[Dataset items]
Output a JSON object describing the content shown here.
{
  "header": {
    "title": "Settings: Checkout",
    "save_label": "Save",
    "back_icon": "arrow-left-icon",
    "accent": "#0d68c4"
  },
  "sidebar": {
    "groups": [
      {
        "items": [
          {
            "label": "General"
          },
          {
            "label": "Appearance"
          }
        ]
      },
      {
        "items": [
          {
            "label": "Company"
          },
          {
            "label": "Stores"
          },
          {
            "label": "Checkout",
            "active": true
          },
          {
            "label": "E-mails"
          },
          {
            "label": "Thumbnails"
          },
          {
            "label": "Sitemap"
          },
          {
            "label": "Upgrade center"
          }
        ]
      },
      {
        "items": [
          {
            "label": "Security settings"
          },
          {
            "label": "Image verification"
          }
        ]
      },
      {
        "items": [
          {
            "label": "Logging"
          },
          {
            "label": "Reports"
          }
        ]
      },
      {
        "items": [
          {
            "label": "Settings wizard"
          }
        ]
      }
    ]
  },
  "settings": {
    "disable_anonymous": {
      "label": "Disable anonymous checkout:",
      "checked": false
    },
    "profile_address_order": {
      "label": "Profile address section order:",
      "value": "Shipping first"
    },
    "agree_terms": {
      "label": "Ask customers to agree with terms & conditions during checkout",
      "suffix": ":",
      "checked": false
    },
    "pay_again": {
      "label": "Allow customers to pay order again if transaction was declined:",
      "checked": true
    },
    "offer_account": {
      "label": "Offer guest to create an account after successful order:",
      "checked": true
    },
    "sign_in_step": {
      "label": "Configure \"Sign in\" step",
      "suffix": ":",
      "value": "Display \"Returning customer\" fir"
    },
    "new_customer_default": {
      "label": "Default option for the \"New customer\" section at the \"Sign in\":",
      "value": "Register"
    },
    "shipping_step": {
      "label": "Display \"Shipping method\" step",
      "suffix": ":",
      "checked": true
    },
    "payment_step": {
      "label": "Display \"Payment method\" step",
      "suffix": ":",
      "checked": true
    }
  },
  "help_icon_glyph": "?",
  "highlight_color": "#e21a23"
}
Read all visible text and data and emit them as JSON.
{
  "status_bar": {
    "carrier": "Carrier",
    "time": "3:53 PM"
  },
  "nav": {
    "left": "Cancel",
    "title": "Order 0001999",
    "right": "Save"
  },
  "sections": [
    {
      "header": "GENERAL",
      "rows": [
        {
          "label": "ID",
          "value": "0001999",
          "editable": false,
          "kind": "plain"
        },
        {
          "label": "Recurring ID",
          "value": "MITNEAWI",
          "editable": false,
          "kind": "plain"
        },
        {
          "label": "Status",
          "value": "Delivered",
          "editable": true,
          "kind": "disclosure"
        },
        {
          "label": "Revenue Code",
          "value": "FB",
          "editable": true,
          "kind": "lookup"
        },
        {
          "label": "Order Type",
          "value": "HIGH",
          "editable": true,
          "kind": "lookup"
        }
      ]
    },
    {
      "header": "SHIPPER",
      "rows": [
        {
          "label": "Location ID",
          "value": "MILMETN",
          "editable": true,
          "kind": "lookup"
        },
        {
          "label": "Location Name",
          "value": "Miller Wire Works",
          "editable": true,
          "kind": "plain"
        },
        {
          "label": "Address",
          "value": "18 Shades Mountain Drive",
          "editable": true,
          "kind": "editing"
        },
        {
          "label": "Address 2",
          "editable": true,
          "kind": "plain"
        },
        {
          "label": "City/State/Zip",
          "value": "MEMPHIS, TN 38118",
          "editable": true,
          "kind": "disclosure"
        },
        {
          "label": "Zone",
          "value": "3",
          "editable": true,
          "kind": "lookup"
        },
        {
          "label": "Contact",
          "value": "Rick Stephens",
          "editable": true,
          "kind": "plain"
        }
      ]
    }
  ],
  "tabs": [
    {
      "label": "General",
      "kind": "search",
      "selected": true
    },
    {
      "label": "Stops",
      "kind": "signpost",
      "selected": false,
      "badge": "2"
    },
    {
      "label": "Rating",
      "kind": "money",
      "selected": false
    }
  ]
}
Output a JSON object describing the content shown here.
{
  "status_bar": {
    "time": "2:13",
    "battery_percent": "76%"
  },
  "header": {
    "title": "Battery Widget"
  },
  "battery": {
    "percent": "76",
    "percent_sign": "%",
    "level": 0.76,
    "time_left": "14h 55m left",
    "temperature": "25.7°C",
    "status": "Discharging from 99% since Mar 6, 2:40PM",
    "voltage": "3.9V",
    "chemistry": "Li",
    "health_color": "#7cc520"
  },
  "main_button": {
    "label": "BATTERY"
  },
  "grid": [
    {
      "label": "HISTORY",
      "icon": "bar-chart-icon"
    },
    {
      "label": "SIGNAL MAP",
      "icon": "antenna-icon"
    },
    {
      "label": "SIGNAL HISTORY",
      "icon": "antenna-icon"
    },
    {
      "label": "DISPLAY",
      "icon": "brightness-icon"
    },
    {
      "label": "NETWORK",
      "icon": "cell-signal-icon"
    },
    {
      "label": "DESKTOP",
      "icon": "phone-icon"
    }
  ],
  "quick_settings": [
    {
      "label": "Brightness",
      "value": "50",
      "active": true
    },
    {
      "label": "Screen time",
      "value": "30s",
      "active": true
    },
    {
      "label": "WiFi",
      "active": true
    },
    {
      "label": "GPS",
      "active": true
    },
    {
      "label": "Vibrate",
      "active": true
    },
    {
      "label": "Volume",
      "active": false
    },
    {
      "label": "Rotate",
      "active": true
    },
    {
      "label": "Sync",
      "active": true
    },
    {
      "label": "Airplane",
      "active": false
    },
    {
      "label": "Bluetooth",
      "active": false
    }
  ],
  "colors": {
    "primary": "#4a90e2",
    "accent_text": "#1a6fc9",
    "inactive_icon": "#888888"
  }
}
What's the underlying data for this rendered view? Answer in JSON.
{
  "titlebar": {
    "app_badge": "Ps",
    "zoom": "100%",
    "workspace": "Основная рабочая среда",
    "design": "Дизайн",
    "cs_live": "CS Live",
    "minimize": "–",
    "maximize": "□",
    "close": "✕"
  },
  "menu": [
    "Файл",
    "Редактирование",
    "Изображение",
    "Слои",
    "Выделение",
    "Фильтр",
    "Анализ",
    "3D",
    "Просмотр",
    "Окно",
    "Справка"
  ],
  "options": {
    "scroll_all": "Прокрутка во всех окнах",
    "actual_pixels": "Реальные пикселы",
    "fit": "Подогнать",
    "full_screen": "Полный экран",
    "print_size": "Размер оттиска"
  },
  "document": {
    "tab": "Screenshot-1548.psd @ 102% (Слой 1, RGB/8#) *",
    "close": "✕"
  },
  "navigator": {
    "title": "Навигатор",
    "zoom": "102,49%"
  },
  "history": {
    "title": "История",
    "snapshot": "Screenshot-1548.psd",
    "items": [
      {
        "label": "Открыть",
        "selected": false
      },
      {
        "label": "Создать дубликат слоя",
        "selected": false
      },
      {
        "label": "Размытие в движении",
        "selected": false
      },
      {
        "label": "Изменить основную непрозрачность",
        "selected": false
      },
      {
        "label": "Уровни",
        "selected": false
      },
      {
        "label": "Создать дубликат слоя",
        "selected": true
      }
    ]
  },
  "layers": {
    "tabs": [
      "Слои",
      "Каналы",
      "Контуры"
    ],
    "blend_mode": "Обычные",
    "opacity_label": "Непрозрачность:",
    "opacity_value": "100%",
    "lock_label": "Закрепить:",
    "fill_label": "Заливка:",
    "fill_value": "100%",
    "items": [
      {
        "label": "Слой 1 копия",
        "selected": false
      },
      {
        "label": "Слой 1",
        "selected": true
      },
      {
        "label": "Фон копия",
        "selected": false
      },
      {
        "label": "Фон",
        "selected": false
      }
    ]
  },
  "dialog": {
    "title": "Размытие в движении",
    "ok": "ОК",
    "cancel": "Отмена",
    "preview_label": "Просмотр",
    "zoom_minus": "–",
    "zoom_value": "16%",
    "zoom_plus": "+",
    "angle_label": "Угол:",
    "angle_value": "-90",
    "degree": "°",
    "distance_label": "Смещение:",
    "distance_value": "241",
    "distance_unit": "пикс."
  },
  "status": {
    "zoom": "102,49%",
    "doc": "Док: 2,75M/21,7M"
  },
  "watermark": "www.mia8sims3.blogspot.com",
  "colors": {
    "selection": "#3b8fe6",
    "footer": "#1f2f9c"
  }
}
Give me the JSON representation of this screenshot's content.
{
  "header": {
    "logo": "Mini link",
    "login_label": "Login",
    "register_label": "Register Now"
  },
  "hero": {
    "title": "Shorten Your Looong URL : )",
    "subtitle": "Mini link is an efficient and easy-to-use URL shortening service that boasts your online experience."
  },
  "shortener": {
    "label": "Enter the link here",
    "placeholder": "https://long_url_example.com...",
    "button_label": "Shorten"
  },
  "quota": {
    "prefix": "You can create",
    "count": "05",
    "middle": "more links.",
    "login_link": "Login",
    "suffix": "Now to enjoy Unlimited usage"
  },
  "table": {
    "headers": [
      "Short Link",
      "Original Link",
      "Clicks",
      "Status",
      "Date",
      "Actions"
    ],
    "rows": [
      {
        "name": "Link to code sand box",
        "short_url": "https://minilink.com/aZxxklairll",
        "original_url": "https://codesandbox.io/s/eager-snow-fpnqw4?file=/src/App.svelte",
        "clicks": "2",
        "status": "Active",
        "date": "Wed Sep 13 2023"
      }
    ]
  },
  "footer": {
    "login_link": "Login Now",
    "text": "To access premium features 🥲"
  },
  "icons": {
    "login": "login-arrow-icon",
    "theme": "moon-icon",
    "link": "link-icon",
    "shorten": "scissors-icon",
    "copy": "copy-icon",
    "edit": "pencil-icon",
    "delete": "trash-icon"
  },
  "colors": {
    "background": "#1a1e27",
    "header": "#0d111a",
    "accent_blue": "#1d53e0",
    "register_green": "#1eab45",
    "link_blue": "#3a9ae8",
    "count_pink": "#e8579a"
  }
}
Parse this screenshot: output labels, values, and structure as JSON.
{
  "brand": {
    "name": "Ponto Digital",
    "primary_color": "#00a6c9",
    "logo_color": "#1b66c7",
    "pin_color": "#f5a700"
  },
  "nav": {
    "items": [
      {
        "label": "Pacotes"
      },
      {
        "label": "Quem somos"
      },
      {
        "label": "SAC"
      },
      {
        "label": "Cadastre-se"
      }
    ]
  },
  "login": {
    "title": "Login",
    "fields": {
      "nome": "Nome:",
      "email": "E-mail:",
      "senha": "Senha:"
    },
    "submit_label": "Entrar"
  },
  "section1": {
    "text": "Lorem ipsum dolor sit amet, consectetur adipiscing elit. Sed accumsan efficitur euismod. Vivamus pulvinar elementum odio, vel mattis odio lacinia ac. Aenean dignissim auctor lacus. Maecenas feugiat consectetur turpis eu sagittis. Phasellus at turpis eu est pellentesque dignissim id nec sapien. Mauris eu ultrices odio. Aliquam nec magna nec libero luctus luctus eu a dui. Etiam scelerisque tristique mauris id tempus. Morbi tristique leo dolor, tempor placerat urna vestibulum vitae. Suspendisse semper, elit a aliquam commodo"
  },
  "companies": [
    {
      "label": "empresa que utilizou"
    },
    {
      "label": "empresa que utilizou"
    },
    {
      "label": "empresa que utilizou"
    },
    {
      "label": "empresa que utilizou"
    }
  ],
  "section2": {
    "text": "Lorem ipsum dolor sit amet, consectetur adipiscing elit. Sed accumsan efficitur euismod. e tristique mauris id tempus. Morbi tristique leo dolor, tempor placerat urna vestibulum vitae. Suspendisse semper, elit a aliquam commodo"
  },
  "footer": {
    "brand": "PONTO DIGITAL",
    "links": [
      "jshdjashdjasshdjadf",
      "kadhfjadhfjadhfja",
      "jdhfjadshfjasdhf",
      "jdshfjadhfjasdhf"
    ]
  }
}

- **The request**:
Find every line in the records above that holds the word "aliquam", and copy each one.

- **Correct output**:
    "text": "Lorem ipsum dolor sit amet, consectetur adipiscing elit. Sed accumsan efficitur euismod. Vivamus pulvinar elementum odio, vel mattis odio lacinia ac. Aenean dignissim auctor lacus. Maecenas feugiat consectetur turpis eu sagittis. Phasellus at turpis eu est pellentesque dignissim id nec sapien. Mauris eu ultrices odio. Aliquam nec magna nec libero luctus luctus eu a dui. Etiam scelerisque tristique mauris id tempus. Morbi tristique leo dolor, tempor placerat urna vestibulum vitae. Suspendisse semper, elit a aliquam commodo"
    "text": "Lorem ipsum dolor sit amet, consectetur adipiscing elit. Sed accumsan efficitur euismod. e tristique mauris id tempus. Morbi tristique leo dolor, tempor placerat urna vestibulum vitae. Suspendisse semper, elit a aliquam commodo"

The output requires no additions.